RECORDS SUPPLIED:
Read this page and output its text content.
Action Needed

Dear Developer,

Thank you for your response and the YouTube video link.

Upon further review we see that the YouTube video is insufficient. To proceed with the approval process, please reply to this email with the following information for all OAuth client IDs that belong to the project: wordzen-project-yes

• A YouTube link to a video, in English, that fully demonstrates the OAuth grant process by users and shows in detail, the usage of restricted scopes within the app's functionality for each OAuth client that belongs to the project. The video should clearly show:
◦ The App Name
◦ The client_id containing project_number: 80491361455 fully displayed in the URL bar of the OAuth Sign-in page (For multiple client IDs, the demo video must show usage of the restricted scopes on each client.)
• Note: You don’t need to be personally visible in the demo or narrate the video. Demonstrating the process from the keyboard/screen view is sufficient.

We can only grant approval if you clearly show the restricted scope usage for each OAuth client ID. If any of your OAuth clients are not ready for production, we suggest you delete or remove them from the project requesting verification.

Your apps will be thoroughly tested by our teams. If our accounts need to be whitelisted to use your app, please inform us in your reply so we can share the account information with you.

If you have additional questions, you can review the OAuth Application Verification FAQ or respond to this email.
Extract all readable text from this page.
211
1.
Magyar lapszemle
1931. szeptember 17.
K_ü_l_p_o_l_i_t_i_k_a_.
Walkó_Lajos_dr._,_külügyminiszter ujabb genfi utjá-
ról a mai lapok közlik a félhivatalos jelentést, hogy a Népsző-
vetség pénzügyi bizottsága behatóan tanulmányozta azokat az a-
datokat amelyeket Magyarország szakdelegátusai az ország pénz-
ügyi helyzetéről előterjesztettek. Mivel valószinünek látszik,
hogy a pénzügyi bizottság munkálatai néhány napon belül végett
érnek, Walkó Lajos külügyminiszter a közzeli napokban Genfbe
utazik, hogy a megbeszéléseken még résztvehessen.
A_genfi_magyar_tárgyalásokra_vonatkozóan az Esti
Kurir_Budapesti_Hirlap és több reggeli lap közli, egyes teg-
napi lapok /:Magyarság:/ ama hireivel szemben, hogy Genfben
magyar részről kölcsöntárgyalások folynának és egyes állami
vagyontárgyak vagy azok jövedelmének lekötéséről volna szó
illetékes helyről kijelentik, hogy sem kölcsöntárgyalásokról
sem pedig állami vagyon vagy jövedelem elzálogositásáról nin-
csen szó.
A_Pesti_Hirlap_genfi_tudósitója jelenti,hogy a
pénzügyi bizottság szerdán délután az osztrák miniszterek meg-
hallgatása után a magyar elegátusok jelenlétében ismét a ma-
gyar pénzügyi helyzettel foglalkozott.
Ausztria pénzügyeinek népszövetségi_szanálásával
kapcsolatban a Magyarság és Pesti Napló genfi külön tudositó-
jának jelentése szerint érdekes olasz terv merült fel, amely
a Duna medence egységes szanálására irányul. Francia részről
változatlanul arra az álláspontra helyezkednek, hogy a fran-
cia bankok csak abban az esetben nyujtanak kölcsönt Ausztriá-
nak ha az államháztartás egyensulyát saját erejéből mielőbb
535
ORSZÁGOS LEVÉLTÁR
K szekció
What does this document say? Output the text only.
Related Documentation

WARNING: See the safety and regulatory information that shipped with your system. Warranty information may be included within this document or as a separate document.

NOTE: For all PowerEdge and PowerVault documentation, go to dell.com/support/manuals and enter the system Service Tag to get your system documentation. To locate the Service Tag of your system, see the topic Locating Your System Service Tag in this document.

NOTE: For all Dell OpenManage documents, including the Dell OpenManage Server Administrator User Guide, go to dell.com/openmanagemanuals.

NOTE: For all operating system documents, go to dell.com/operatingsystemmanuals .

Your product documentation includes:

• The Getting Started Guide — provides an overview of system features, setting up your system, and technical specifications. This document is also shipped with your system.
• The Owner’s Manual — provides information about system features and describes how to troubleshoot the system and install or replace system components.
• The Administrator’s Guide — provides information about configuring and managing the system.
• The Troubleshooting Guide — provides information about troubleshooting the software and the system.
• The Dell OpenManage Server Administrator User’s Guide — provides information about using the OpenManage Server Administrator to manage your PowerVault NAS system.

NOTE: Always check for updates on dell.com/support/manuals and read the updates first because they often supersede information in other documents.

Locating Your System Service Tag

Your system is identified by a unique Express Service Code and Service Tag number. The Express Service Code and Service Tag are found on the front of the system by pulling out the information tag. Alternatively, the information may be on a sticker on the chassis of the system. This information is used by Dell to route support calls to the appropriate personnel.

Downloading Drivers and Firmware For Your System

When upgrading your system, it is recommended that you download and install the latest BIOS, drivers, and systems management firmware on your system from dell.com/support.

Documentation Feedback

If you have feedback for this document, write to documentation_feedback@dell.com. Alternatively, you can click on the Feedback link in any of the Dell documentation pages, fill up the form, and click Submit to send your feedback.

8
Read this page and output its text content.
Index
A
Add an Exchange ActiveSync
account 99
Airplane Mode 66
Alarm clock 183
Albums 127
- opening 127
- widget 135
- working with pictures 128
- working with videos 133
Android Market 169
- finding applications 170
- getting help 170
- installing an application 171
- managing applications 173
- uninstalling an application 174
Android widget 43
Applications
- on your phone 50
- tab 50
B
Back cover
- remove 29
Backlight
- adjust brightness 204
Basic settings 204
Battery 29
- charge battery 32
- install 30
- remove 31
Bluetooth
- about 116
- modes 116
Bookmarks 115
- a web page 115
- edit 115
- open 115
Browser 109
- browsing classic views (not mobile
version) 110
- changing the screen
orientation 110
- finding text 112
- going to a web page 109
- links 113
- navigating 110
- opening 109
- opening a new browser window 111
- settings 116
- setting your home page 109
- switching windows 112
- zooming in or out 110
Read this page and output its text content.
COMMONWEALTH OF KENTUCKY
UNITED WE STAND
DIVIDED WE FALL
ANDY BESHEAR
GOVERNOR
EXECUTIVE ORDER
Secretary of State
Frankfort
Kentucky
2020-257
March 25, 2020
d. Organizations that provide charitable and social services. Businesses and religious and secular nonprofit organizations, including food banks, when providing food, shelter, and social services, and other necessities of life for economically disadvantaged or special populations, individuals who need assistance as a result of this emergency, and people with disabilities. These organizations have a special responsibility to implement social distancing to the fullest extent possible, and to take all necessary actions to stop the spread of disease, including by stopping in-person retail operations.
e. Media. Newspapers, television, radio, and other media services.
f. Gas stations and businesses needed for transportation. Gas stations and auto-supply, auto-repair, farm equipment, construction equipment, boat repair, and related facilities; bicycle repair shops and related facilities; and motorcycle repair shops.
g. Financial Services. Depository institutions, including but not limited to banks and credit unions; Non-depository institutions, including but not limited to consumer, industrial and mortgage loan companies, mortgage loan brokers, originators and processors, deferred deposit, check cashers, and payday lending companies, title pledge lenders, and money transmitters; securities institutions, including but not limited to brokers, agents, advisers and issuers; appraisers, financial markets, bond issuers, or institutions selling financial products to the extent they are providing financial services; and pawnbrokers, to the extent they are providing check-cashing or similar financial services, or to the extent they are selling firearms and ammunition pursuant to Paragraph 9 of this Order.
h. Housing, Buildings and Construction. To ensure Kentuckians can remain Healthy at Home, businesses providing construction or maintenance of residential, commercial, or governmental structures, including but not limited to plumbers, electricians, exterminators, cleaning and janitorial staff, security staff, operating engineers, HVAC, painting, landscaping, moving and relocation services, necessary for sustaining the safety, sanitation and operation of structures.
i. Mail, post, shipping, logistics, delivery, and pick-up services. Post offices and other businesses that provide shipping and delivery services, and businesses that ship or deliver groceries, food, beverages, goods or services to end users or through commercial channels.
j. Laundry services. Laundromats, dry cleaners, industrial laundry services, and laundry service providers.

YOUR TASK: List all lines holding the string "screen".

ANSWER TO THIS EXERCISE:
• Note: You don’t need to be personally visible in the demo or narrate the video. Demonstrating the process from the keyboard/screen view is sufficient.
- changing the screen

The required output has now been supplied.